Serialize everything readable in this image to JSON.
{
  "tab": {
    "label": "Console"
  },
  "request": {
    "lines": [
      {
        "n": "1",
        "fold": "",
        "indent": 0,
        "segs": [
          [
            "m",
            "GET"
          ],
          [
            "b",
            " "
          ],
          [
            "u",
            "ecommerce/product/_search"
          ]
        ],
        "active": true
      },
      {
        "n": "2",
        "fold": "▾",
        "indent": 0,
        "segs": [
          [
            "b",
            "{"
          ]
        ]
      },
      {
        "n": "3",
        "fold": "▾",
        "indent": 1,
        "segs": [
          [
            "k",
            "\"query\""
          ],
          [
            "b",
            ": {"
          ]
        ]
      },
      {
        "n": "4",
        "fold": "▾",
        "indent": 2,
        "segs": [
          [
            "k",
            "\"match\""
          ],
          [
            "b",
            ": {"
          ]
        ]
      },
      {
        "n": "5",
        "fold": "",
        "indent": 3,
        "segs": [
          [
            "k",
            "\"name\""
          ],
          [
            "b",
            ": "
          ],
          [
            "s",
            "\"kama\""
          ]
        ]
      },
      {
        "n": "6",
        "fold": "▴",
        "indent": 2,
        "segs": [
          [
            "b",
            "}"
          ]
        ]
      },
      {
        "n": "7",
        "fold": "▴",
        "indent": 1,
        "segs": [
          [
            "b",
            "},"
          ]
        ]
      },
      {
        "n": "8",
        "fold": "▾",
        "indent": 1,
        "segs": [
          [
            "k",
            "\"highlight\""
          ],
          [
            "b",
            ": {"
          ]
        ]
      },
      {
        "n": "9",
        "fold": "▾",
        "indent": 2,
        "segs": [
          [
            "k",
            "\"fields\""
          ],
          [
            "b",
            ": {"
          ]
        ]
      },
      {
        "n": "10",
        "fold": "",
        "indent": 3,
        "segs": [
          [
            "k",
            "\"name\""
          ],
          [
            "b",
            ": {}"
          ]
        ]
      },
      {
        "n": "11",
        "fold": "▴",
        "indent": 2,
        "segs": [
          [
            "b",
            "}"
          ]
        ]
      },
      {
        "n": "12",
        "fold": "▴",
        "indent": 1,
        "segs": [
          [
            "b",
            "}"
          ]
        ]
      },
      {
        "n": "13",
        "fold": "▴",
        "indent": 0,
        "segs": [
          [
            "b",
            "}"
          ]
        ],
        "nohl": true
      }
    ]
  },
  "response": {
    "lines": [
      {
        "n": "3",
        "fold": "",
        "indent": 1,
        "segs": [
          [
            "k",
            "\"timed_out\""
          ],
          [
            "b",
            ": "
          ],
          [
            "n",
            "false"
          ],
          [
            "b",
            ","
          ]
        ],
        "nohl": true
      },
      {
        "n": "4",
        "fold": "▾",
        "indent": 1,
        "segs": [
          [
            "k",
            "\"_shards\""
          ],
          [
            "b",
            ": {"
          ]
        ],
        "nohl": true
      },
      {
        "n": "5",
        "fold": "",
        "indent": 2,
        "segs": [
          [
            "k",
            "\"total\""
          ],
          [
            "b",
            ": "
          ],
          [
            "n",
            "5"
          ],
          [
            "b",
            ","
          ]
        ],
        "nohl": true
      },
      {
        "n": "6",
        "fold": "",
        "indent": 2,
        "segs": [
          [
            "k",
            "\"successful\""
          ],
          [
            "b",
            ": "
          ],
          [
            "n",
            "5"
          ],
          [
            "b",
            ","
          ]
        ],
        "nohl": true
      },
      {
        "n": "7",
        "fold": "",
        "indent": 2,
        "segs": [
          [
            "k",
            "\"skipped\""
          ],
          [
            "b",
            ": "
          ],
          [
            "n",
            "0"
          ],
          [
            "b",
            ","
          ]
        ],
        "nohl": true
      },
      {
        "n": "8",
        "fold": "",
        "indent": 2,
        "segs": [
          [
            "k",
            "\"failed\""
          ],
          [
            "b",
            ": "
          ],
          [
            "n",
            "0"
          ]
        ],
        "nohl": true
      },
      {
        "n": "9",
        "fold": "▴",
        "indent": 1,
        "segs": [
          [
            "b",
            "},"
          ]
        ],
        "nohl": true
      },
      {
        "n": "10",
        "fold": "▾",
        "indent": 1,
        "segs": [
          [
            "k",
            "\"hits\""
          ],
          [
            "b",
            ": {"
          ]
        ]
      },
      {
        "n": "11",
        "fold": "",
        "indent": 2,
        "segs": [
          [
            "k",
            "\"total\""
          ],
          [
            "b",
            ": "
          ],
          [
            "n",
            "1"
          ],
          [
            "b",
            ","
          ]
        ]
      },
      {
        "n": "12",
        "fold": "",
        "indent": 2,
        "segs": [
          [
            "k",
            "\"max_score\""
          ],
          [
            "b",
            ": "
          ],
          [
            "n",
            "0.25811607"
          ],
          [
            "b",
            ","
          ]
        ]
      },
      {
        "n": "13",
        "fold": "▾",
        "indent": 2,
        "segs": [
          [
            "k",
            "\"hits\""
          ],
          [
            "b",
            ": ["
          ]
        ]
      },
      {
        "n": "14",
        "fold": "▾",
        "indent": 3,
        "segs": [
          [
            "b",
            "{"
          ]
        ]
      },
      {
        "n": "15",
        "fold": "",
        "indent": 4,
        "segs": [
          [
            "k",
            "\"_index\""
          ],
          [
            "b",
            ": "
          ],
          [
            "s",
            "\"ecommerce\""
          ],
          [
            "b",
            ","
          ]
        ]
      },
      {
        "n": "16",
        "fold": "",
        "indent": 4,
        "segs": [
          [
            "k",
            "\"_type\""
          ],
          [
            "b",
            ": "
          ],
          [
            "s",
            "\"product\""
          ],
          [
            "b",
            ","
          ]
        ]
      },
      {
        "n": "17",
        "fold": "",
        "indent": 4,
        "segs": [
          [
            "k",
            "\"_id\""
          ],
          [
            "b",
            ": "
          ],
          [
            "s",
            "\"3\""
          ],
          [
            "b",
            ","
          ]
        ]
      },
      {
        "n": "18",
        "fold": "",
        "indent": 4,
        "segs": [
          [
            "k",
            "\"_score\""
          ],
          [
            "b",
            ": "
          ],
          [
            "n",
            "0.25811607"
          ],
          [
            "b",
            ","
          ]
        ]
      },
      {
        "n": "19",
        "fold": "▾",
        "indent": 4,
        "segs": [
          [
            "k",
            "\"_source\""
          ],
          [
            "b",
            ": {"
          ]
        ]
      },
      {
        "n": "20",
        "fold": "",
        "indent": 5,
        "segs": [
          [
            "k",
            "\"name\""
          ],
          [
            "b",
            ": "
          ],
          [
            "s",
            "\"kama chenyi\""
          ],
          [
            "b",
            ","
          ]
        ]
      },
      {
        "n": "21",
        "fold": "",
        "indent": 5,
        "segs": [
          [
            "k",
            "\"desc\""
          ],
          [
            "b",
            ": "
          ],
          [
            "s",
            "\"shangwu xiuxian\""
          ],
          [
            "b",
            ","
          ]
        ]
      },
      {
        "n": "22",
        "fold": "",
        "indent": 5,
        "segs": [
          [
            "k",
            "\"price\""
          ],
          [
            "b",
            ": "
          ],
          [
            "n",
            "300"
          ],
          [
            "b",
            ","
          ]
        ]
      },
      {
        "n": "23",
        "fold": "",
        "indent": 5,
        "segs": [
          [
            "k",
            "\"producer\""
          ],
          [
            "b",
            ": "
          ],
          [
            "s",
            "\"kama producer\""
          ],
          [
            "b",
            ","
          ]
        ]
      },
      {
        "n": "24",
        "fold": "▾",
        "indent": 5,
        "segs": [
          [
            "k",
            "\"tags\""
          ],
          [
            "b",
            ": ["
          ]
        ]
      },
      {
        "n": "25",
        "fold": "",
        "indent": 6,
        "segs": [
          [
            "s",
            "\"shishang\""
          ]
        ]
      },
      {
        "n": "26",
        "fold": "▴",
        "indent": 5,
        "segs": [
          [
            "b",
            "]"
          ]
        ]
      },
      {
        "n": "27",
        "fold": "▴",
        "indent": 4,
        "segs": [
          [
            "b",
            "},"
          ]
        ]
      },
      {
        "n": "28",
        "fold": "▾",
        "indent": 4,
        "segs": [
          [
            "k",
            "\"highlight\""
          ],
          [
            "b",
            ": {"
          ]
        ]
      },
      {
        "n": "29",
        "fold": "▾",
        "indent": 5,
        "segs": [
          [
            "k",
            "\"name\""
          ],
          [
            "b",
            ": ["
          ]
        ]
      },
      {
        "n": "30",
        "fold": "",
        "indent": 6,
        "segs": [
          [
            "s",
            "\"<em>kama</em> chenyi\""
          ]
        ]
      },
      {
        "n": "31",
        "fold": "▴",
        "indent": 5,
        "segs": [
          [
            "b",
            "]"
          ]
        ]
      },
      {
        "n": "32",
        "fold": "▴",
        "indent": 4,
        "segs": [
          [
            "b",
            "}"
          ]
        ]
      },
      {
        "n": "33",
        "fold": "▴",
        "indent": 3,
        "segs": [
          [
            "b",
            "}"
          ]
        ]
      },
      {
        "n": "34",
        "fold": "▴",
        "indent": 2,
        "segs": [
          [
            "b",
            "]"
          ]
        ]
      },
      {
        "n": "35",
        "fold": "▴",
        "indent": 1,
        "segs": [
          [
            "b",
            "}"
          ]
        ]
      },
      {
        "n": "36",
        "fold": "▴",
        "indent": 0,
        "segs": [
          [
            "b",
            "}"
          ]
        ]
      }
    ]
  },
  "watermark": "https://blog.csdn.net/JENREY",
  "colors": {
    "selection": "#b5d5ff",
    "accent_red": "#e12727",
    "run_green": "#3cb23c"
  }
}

### To be done
Which lines hold the word "ecommerce"? Copy every one of them.

### Problem solution
            "ecommerce/product/_search"
            "\"ecommerce\""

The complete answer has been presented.